> **DATA SECTION**:
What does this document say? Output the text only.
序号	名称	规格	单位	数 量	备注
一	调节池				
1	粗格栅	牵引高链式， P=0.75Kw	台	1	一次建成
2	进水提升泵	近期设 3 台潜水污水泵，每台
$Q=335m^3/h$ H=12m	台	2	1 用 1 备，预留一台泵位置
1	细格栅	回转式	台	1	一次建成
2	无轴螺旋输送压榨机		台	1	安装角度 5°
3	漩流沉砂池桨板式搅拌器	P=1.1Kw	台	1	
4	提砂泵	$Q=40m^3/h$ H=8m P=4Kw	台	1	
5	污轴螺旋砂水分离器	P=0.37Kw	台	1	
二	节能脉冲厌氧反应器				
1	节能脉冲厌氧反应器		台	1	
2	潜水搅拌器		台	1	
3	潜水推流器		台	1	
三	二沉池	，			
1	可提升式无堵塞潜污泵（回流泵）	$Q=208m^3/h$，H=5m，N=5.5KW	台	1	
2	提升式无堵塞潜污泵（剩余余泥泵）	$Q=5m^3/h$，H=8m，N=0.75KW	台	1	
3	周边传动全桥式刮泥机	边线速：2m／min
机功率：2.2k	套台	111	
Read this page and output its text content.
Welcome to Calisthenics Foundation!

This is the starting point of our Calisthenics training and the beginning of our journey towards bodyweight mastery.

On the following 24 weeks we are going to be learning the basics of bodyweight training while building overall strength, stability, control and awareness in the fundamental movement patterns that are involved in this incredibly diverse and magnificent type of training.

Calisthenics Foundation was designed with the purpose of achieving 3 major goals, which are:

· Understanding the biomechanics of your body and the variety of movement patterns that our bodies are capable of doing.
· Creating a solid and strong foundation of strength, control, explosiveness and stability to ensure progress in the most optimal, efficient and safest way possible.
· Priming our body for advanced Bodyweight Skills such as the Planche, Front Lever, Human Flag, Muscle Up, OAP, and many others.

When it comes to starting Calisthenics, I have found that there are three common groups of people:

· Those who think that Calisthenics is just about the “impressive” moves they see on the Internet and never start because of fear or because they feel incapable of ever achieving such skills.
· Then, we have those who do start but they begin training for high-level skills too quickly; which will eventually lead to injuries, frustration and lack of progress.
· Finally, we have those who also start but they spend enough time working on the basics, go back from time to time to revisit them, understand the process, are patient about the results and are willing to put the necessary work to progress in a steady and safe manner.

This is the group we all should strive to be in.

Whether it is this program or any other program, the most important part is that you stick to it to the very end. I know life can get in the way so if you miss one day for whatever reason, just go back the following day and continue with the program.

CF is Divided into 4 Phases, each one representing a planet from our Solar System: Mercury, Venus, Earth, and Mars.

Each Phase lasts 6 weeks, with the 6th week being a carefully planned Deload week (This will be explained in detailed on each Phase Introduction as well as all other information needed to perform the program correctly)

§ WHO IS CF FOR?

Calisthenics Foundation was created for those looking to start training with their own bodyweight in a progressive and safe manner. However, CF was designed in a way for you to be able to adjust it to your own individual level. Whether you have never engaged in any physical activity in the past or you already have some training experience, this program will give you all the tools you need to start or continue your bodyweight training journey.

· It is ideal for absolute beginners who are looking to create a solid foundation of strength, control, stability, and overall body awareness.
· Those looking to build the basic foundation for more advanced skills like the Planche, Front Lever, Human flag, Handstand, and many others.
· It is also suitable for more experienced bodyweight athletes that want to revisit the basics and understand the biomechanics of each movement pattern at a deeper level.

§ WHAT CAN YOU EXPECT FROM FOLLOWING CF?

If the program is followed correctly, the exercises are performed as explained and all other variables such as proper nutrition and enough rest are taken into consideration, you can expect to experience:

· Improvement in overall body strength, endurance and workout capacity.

> **PROBLEM TO WORK ON**:
In the listing, find every line containing the word "manner" and list it.

> **FINAL RESULT**:
· Finally, we have those who also start but they spend enough time working on the basics, go back from time to time to revisit them, understand the process, are patient about the results and are willing to put the necessary work to progress in a steady and safe manner.
Calisthenics Foundation was created for those looking to start training with their own bodyweight in a progressive and safe manner. However, CF was designed in a way for you to be able to adjust it to your own individual level. Whether you have never engaged in any physical activity in the past or you already have some training experience, this program will give you all the tools you need to start or continue your bodyweight training journey.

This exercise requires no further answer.